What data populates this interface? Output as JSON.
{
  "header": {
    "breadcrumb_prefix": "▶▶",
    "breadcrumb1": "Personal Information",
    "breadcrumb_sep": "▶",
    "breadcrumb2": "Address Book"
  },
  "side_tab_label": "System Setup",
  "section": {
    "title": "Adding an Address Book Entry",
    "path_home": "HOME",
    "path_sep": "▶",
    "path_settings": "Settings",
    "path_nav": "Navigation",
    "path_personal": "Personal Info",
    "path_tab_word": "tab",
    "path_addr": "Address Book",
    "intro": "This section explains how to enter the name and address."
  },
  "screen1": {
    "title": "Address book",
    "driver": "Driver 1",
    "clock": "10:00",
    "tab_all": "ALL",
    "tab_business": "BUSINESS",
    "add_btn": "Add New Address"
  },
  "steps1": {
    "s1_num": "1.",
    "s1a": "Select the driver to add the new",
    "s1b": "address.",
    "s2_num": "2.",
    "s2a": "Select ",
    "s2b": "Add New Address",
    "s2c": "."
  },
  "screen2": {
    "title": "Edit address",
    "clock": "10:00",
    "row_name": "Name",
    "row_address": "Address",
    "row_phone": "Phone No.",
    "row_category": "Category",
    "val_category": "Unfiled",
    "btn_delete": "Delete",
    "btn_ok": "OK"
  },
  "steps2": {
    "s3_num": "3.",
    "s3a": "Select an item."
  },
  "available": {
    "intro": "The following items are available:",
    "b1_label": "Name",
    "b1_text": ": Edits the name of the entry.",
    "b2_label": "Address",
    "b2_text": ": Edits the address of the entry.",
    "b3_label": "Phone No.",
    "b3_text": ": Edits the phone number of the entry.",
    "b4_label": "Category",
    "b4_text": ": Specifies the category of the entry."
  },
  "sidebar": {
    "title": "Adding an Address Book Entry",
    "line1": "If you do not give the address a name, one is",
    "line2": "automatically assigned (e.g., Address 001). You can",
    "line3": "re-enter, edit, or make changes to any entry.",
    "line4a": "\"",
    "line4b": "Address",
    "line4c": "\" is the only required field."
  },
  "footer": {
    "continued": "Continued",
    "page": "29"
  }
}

________

- GOAL
Make an exact copy of the material above.

- SOLUTION FOR THIS EXERCISE
What data populates this interface? Output as JSON.
{
  "header": {
    "breadcrumb_prefix": "▶▶",
    "breadcrumb1": "Personal Information",
    "breadcrumb_sep": "▶",
    "breadcrumb2": "Address Book"
  },
  "side_tab_label": "System Setup",
  "section": {
    "title": "Adding an Address Book Entry",
    "path_home": "HOME",
    "path_sep": "▶",
    "path_settings": "Settings",
    "path_nav": "Navigation",
    "path_personal": "Personal Info",
    "path_tab_word": "tab",
    "path_addr": "Address Book",
    "intro": "This section explains how to enter the name and address."
  },
  "screen1": {
    "title": "Address book",
    "driver": "Driver 1",
    "clock": "10:00",
    "tab_all": "ALL",
    "tab_business": "BUSINESS",
    "add_btn": "Add New Address"
  },
  "steps1": {
    "s1_num": "1.",
    "s1a": "Select the driver to add the new",
    "s1b": "address.",
    "s2_num": "2.",
    "s2a": "Select ",
    "s2b": "Add New Address",
    "s2c": "."
  },
  "screen2": {
    "title": "Edit address",
    "clock": "10:00",
    "row_name": "Name",
    "row_address": "Address",
    "row_phone": "Phone No.",
    "row_category": "Category",
    "val_category": "Unfiled",
    "btn_delete": "Delete",
    "btn_ok": "OK"
  },
  "steps2": {
    "s3_num": "3.",
    "s3a": "Select an item."
  },
  "available": {
    "intro": "The following items are available:",
    "b1_label": "Name",
    "b1_text": ": Edits the name of the entry.",
    "b2_label": "Address",
    "b2_text": ": Edits the address of the entry.",
    "b3_label": "Phone No.",
    "b3_text": ": Edits the phone number of the entry.",
    "b4_label": "Category",
    "b4_text": ": Specifies the category of the entry."
  },
  "sidebar": {
    "title": "Adding an Address Book Entry",
    "line1": "If you do not give the address a name, one is",
    "line2": "automatically assigned (e.g., Address 001). You can",
    "line3": "re-enter, edit, or make changes to any entry.",
    "line4a": "\"",
    "line4b": "Address",
    "line4c": "\" is the only required field."
  },
  "footer": {
    "continued": "Continued",
    "page": "29"
  }
}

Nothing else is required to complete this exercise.